ACTIVIDAD PROPUESTA: Reproduce sin cambios el fragmento del texto para analizar que va desde "Vivo con la" hasta "mis cuatro paredes.", ambos inclusive.

---------- TEXTO PARA ANALIZAR

Estoy acostumbrada a perder, menos cuando se trata de kilos. A veces creo que la respuesta es bien simple, pero la mayoría de las ocasiones me mareo pensando. Quizás la culpa es de esa arraigada, maldita y brutal dualidad que llevo anclada en mi cabeza: expectativa/realidad. Soy un ente que vive de ilusiones y ESE es mi gran problema. Pese a que soy muy autoexigente, me conformo con demasiado poco cuando se trata de la otredad. Puede parecer meloso, pero sólo unas sonrisas y una mirada honesta alegran ese par de horas en que puedo acercarme al exitismo. Y todo por las ilusiones, las expectativas, el mundo que habita en mí pero que no se extrapola a la realidad.
Vivo con la mirada fija en el cielo y los pies en las nubes. Cuando camino por las calles llevo siempre audífonos, por eso es raro que mi paso se detenga al son de unas bocinas furiosas. Soy una perdedora, porque me encuentro mil defectos, pisoteo mi autoestima y el autoboicot es siempre una opción de día viernes encerrada en mis cuatro paredes.
miércoles, 3 de diciembre de 2014
Decidida: vengan más 'primeras veces'
Y dice: "siempre hay una primera vez para todo, incluso para experimentar las sensaciones más temidas y anheladas". A la ligera y sin pensar mucho, parece una expresión obvia. La misma lógica sugiere que siempre hay una primera vez para todo; para tomar una ruta distinta a casa, para saludar a una persona por la vereda de una calle o, simplemente, para fijarse en algún detallito poco visible de nuestro mismísimo cuerpo. Y escrudiñando aún más: claro que se habla de primeras veces para un todo. Sería extraño que ese todo, tan grande e inconmesurable, abarcara sólo un punto del orbe. Sería extraño que al cometer una acción se comience a contar desde la segunda vez que se realizó. La aritmética lo habla y yo, que poco tengo que ver con números, sólo me resigno a asentir. Sin más.

--------------------
---------- DATOS PROPORCIONADOS

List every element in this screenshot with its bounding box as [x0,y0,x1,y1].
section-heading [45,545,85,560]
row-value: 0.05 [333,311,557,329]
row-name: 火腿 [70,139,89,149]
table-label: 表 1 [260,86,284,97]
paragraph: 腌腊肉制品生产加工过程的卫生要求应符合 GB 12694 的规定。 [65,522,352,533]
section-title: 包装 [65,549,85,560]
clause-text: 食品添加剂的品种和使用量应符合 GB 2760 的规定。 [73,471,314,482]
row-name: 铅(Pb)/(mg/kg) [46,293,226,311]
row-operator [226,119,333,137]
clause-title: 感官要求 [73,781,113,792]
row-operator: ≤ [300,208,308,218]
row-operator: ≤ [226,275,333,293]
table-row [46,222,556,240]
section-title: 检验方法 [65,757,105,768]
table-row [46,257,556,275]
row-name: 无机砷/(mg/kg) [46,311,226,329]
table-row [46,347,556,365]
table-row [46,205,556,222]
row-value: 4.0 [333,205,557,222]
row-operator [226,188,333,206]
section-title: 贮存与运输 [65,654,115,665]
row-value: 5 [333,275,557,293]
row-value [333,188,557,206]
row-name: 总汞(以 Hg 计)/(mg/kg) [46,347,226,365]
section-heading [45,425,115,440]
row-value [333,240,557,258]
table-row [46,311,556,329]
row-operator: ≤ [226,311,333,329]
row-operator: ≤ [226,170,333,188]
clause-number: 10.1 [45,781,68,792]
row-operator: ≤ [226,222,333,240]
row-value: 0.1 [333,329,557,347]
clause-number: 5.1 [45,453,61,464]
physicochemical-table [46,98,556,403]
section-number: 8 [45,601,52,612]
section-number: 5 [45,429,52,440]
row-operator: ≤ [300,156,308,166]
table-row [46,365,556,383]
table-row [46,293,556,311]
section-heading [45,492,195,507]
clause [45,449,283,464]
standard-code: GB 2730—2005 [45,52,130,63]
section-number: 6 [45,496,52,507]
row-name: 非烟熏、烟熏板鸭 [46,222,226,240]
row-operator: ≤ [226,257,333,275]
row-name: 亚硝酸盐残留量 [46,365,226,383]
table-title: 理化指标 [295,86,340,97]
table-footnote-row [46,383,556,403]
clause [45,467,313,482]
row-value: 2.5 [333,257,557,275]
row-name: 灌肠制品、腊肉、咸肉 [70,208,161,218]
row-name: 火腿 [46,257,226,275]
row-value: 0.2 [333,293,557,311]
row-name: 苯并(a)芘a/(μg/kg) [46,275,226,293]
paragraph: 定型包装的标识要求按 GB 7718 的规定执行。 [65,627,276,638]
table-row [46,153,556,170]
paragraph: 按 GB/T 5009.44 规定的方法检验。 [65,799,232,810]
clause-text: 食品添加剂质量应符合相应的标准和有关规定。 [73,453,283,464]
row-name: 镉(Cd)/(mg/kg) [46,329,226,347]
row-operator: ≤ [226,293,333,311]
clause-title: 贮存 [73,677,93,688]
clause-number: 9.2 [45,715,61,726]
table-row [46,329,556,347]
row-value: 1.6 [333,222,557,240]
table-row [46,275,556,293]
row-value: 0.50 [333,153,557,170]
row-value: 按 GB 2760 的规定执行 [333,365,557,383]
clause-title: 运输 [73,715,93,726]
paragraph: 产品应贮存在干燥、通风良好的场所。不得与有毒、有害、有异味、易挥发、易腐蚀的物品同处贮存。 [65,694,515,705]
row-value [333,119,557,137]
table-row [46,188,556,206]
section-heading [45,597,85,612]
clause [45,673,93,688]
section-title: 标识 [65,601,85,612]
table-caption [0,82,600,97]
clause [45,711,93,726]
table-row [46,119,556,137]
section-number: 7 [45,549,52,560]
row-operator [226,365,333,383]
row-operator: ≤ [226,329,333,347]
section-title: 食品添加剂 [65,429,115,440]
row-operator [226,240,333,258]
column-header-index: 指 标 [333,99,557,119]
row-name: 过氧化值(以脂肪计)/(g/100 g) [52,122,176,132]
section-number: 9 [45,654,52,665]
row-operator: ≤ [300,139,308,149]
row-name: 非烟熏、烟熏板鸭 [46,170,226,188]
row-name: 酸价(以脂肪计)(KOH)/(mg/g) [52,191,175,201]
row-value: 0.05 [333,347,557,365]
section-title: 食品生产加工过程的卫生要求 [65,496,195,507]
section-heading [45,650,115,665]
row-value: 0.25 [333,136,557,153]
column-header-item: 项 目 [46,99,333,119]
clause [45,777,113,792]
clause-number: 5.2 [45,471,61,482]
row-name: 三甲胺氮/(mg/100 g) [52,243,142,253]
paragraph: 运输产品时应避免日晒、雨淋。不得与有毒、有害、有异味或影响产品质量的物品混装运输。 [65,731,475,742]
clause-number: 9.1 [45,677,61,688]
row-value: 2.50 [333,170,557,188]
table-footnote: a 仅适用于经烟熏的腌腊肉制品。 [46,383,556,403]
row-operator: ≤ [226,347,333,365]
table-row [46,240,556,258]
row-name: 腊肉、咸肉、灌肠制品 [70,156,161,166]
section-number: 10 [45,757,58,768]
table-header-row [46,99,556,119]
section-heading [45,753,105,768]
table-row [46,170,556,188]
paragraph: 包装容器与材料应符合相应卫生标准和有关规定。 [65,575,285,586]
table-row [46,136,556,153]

--------------------

RESPUESTA AL EJERCICIO:
Vivo con la mirada fija en el cielo y los pies en las nubes. Cuando camino por las calles llevo siempre audífonos, por eso es raro que mi paso se detenga al son de unas bocinas furiosas. Soy una perdedora, porque me encuentro mil defectos, pisoteo mi autoestima y el autoboicot es siempre una opción de día viernes encerrada en mis cuatro paredes.